• Task statement:
Name each distinct username that posts in the forum thread below about apologizing to a wife, counting a repeat poster only once.

• Document segment:
++++++++++
# How Do You Tell Your Wife You're Sorry



## wifenumber2 (Jul 29, 2011)

Seeking insight into a guy's mind...if you fly off the handle during a argument with your wife and inside you know you either overreacted or were wrong do most men apologize straight out or is it common to sulk, seek space in another room in the house and then after a day or two come back and act like nothing happened?


----------



## totallywarped (Jan 26, 2013)

not a guy but had to respond bc I am guilty of blowing up (usually a text fight) and trying to act as if nothing happened after about 2 days of mutual silence. Sometimes I just can't admit I was wrong (in fact I'll justify my own actions to everyone who'll listen) and sometimes I'm convinced I was right but I'm just sick of fighting. Sometimes he won't let it slide and demands an apology. You don't have to allow him to sweep it under the rug if you're deeply hurt call him on it and hold him accountable.


----------



## RandomDude (Dec 18, 2010)

If she didn't do anything to piss me off or if her combined actions are justified and she deserves an apology once I've calmed down I normally own up and just come right out and say I'm sorry.


----------



## sparkyjim (Sep 22, 2012)

It is a trait of a well adjusted and secure person that they can own up to something they have done wrong and ask for forgiveness.

I can be humble and yet also project the sense that I am confident in myself. Brooding, sulking, and pretending that nothing happened are just some of the ways that people avoid true intimacy, because, let's be honest, asking someone to forgive you is a very intimate thing.


----------



## wifenumber2 (Jul 29, 2011)

How should a wife deal with "the silent treatment"? I've just carried on with my life under the same roof. Usually it involves something about his 24 year old son and the "punishment" in the form of the silent treatment exceeds the crime. 

In the current matter, I went inside his son's room (previously occupied by my daughter and still has some of her belongings in the closet) to see if there was anything of her's I could donate to Goodwill. 
He said he couldn't trust me. The son wasn't home, I was in and out of the room, the closet door was wide open I glanced and left in less than 2 minutes. 

The son and his girlfriend moved in this past December after their graduation and do not pay anything despite having paying jobs. The house is in my name and I pay the mortgage which makes this even more insulting to me. I even told him I was in there and for what reason (he was happy up to that point that I was clearing out stuff). I didn't think this would be an issue.
++++++++++
(Bounding box entries)

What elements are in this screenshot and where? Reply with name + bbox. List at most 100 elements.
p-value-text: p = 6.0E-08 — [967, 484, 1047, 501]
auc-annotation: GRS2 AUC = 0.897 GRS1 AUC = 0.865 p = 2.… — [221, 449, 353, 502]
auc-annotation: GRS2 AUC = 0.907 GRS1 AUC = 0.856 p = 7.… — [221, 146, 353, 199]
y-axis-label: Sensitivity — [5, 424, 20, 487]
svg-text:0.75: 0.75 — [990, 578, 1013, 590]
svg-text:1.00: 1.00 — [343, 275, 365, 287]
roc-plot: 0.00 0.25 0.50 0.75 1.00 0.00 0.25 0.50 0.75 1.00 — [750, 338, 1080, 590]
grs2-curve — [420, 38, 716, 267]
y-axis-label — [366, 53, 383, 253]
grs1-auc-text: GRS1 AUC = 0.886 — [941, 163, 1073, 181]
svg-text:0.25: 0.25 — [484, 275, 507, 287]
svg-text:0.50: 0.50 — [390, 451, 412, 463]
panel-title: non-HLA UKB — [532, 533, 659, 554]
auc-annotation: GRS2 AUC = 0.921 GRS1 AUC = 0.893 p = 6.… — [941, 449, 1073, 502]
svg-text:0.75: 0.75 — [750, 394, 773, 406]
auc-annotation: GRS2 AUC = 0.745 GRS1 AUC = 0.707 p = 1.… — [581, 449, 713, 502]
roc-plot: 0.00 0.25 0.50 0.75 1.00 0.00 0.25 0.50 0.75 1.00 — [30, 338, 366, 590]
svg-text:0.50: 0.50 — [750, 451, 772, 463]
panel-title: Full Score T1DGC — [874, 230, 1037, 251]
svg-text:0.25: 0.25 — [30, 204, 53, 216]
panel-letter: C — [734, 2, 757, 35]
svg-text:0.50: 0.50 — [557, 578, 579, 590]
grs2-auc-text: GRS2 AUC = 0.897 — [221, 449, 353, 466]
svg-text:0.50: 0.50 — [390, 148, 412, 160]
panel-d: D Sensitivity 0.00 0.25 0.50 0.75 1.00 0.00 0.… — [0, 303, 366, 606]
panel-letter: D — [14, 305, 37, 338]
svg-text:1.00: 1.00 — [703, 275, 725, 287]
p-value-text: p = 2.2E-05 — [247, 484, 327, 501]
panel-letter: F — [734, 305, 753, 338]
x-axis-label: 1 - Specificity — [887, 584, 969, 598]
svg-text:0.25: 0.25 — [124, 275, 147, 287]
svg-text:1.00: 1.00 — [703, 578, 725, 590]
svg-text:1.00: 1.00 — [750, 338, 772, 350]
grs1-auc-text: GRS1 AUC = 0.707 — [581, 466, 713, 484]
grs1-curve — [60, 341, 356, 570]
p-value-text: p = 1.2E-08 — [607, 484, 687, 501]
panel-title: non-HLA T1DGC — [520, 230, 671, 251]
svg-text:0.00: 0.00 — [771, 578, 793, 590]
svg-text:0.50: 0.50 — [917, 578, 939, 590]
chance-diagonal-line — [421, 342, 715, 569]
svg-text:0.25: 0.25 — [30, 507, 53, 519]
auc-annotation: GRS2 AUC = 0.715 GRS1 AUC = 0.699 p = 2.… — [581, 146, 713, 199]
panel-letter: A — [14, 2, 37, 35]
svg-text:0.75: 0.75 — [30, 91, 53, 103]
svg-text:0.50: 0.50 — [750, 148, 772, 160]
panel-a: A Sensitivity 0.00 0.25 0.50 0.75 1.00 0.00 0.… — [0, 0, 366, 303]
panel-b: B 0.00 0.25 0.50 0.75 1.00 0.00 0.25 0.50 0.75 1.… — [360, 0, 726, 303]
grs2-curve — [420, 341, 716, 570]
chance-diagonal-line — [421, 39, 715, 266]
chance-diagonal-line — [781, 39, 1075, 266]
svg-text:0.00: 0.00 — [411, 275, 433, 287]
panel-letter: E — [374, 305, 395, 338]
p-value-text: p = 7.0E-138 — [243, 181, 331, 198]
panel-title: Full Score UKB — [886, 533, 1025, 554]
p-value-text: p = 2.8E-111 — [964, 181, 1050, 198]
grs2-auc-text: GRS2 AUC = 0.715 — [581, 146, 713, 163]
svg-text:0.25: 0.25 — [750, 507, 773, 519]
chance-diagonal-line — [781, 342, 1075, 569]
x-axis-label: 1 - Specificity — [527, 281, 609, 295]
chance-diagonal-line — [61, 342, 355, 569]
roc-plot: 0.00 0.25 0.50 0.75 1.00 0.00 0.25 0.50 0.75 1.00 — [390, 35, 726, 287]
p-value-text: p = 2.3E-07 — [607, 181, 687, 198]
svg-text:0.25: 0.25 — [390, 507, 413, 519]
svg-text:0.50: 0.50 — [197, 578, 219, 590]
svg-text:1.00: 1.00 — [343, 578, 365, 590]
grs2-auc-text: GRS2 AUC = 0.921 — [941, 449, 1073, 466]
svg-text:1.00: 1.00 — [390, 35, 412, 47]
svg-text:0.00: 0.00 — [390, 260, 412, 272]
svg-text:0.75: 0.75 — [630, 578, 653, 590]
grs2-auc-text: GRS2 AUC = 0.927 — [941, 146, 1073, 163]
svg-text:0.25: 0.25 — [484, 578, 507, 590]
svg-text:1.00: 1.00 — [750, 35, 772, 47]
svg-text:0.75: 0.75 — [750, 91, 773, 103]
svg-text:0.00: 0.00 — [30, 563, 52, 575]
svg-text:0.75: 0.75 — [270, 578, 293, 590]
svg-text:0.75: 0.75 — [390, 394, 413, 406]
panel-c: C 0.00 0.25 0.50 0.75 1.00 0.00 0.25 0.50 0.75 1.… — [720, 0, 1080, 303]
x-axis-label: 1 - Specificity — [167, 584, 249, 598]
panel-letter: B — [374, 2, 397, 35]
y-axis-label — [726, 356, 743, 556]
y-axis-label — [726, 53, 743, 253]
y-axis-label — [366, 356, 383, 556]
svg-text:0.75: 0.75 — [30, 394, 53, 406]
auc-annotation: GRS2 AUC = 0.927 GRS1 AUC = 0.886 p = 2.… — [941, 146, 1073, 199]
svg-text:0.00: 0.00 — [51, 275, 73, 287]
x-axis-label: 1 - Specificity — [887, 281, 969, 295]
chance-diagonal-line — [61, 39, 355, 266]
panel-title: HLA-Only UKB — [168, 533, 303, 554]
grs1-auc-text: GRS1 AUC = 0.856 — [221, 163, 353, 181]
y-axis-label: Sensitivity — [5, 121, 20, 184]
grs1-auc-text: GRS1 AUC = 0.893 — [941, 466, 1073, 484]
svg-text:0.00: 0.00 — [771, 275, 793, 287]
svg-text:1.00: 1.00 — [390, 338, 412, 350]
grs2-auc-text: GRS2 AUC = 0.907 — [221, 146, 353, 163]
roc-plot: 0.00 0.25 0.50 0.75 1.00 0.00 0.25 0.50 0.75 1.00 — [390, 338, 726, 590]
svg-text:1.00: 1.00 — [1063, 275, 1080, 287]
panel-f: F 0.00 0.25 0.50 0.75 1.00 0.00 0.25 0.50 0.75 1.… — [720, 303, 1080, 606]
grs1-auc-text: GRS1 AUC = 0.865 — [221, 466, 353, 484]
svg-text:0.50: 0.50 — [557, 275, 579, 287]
++++++++++
• Task solution:
wifenumber2, totallywarped, RandomDude, sparkyjim